• Problem requirements
Write the data out again exactly, with no pictures.
+ + + + + + +
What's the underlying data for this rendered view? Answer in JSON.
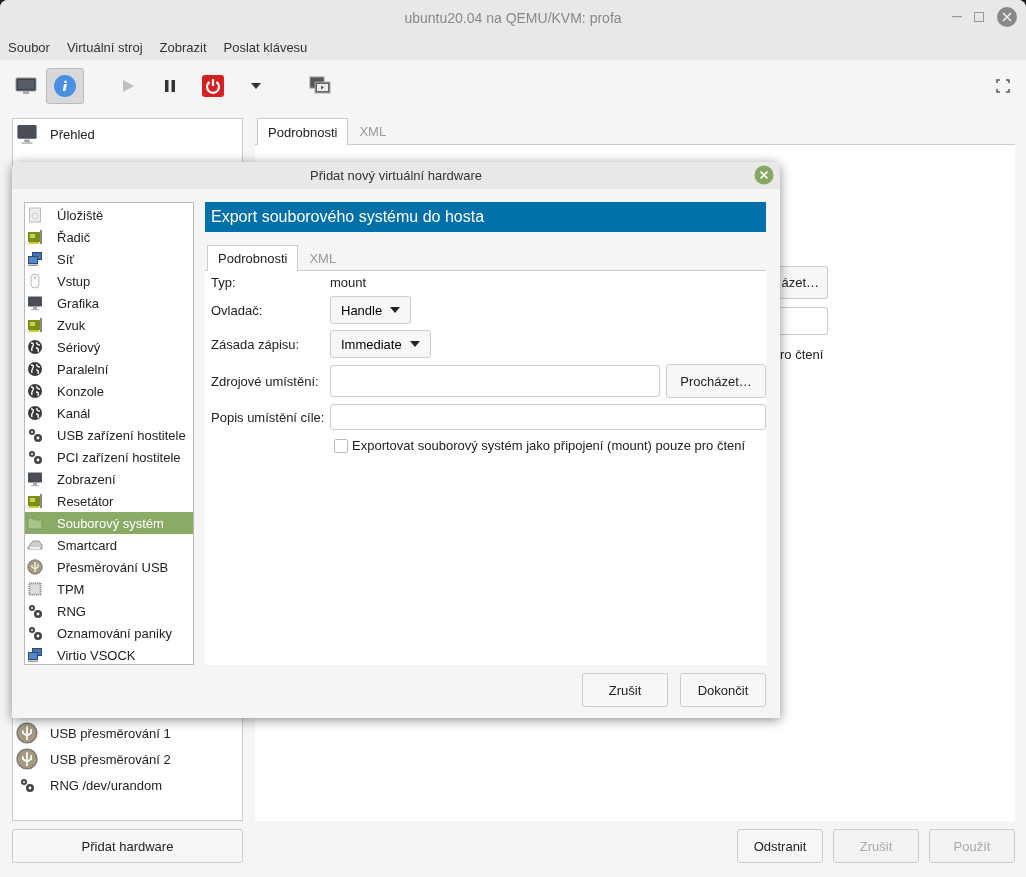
{
  "window": {
    "title": "ubuntu20.04 na QEMU/KVM: profa"
  },
  "menu": [
    "Soubor",
    "Virtuální stroj",
    "Zobrazit",
    "Poslat klávesu"
  ],
  "toolbar": [
    {
      "kind": "console",
      "selected": false
    },
    {
      "kind": "details",
      "selected": true
    },
    {
      "kind": "run",
      "disabled": true
    },
    {
      "kind": "pause",
      "disabled": false
    },
    {
      "kind": "shutdown",
      "disabled": false
    },
    {
      "kind": "menu",
      "disabled": false
    },
    {
      "kind": "snapshots",
      "disabled": false
    }
  ],
  "hardware_list": {
    "items": [
      {
        "label": "Přehled",
        "kind": "monitor"
      }
    ],
    "items_below": [
      {
        "label": "USB přesměrování 1",
        "kind": "usb"
      },
      {
        "label": "USB přesměrování 2",
        "kind": "usb"
      },
      {
        "label": "RNG /dev/urandom",
        "kind": "gears"
      }
    ],
    "add_button": "Přidat hardware"
  },
  "details": {
    "tabs": [
      {
        "label": "Podrobnosti",
        "selected": true
      },
      {
        "label": "XML",
        "selected": false
      }
    ],
    "browse_button": "ázet…",
    "readonly_label": "ro čtení"
  },
  "buttons": [
    {
      "label": "Odstranit",
      "disabled": false
    },
    {
      "label": "Zrušit",
      "disabled": true
    },
    {
      "label": "Použít",
      "disabled": true
    }
  ],
  "dialog": {
    "title": "Přidat nový virtuální hardware",
    "devices": [
      {
        "label": "Úložiště",
        "kind": "disk",
        "selected": false
      },
      {
        "label": "Řadič",
        "kind": "card",
        "selected": false
      },
      {
        "label": "Síť",
        "kind": "network",
        "selected": false
      },
      {
        "label": "Vstup",
        "kind": "mouse",
        "selected": false
      },
      {
        "label": "Grafika",
        "kind": "monitor",
        "selected": false
      },
      {
        "label": "Zvuk",
        "kind": "card",
        "selected": false
      },
      {
        "label": "Sériový",
        "kind": "globe",
        "selected": false
      },
      {
        "label": "Paralelní",
        "kind": "globe",
        "selected": false
      },
      {
        "label": "Konzole",
        "kind": "globe",
        "selected": false
      },
      {
        "label": "Kanál",
        "kind": "globe",
        "selected": false
      },
      {
        "label": "USB zařízení hostitele",
        "kind": "gears",
        "selected": false
      },
      {
        "label": "PCI zařízení hostitele",
        "kind": "gears",
        "selected": false
      },
      {
        "label": "Zobrazení",
        "kind": "monitor",
        "selected": false
      },
      {
        "label": "Resetátor",
        "kind": "card",
        "selected": false
      },
      {
        "label": "Souborový systém",
        "kind": "folder",
        "selected": true
      },
      {
        "label": "Smartcard",
        "kind": "smartcard",
        "selected": false
      },
      {
        "label": "Přesměrování USB",
        "kind": "usb",
        "selected": false
      },
      {
        "label": "TPM",
        "kind": "chip",
        "selected": false
      },
      {
        "label": "RNG",
        "kind": "gears",
        "selected": false
      },
      {
        "label": "Oznamování paniky",
        "kind": "gears",
        "selected": false
      },
      {
        "label": "Virtio VSOCK",
        "kind": "network",
        "selected": false
      }
    ],
    "header": "Export souborového systému do hosta",
    "tabs": [
      {
        "label": "Podrobnosti",
        "selected": true
      },
      {
        "label": "XML",
        "selected": false
      }
    ],
    "form": {
      "type_label": "Typ:",
      "type_value": "mount",
      "driver_label": "Ovladač:",
      "driver": "Handle",
      "policy_label": "Zásada zápisu:",
      "policy": "Immediate",
      "source_label": "Zdrojové umístění:",
      "browse": "Procházet…",
      "target_label": "Popis umístění cíle:",
      "readonly": {
        "label": "Exportovat souborový systém jako připojení (mount) pouze pro čtení",
        "checked": false
      }
    },
    "buttons": [
      {
        "label": "Zrušit"
      },
      {
        "label": "Dokončit"
      }
    ]
  }
}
+ + + + + + +
• Final answer
What's the underlying data for this rendered view? Answer in JSON.
{
  "window": {
    "title": "ubuntu20.04 na QEMU/KVM: profa"
  },
  "menu": [
    "Soubor",
    "Virtuální stroj",
    "Zobrazit",
    "Poslat klávesu"
  ],
  "toolbar": [
    {
      "kind": "console",
      "selected": false
    },
    {
      "kind": "details",
      "selected": true
    },
    {
      "kind": "run",
      "disabled": true
    },
    {
      "kind": "pause",
      "disabled": false
    },
    {
      "kind": "shutdown",
      "disabled": false
    },
    {
      "kind": "menu",
      "disabled": false
    },
    {
      "kind": "snapshots",
      "disabled": false
    }
  ],
  "hardware_list": {
    "items": [
      {
        "label": "Přehled",
        "kind": "monitor"
      }
    ],
    "items_below": [
      {
        "label": "USB přesměrování 1",
        "kind": "usb"
      },
      {
        "label": "USB přesměrování 2",
        "kind": "usb"
      },
      {
        "label": "RNG /dev/urandom",
        "kind": "gears"
      }
    ],
    "add_button": "Přidat hardware"
  },
  "details": {
    "tabs": [
      {
        "label": "Podrobnosti",
        "selected": true
      },
      {
        "label": "XML",
        "selected": false
      }
    ],
    "browse_button": "ázet…",
    "readonly_label": "ro čtení"
  },
  "buttons": [
    {
      "label": "Odstranit",
      "disabled": false
    },
    {
      "label": "Zrušit",
      "disabled": true
    },
    {
      "label": "Použít",
      "disabled": true
    }
  ],
  "dialog": {
    "title": "Přidat nový virtuální hardware",
    "devices": [
      {
        "label": "Úložiště",
        "kind": "disk",
        "selected": false
      },
      {
        "label": "Řadič",
        "kind": "card",
        "selected": false
      },
      {
        "label": "Síť",
        "kind": "network",
        "selected": false
      },
      {
        "label": "Vstup",
        "kind": "mouse",
        "selected": false
      },
      {
        "label": "Grafika",
        "kind": "monitor",
        "selected": false
      },
      {
        "label": "Zvuk",
        "kind": "card",
        "selected": false
      },
      {
        "label": "Sériový",
        "kind": "globe",
        "selected": false
      },
      {
        "label": "Paralelní",
        "kind": "globe",
        "selected": false
      },
      {
        "label": "Konzole",
        "kind": "globe",
        "selected": false
      },
      {
        "label": "Kanál",
        "kind": "globe",
        "selected": false
      },
      {
        "label": "USB zařízení hostitele",
        "kind": "gears",
        "selected": false
      },
      {
        "label": "PCI zařízení hostitele",
        "kind": "gears",
        "selected": false
      },
      {
        "label": "Zobrazení",
        "kind": "monitor",
        "selected": false
      },
      {
        "label": "Resetátor",
        "kind": "card",
        "selected": false
      },
      {
        "label": "Souborový systém",
        "kind": "folder",
        "selected": true
      },
      {
        "label": "Smartcard",
        "kind": "smartcard",
        "selected": false
      },
      {
        "label": "Přesměrování USB",
        "kind": "usb",
        "selected": false
      },
      {
        "label": "TPM",
        "kind": "chip",
        "selected": false
      },
      {
        "label": "RNG",
        "kind": "gears",
        "selected": false
      },
      {
        "label": "Oznamování paniky",
        "kind": "gears",
        "selected": false
      },
      {
        "label": "Virtio VSOCK",
        "kind": "network",
        "selected": false
      }
    ],
    "header": "Export souborového systému do hosta",
    "tabs": [
      {
        "label": "Podrobnosti",
        "selected": true
      },
      {
        "label": "XML",
        "selected": false
      }
    ],
    "form": {
      "type_label": "Typ:",
      "type_value": "mount",
      "driver_label": "Ovladač:",
      "driver": "Handle",
      "policy_label": "Zásada zápisu:",
      "policy": "Immediate",
      "source_label": "Zdrojové umístění:",
      "browse": "Procházet…",
      "target_label": "Popis umístění cíle:",
      "readonly": {
        "label": "Exportovat souborový systém jako připojení (mount) pouze pro čtení",
        "checked": false
      }
    },
    "buttons": [
      {
        "label": "Zrušit"
      },
      {
        "label": "Dokončit"
      }
    ]
  }
}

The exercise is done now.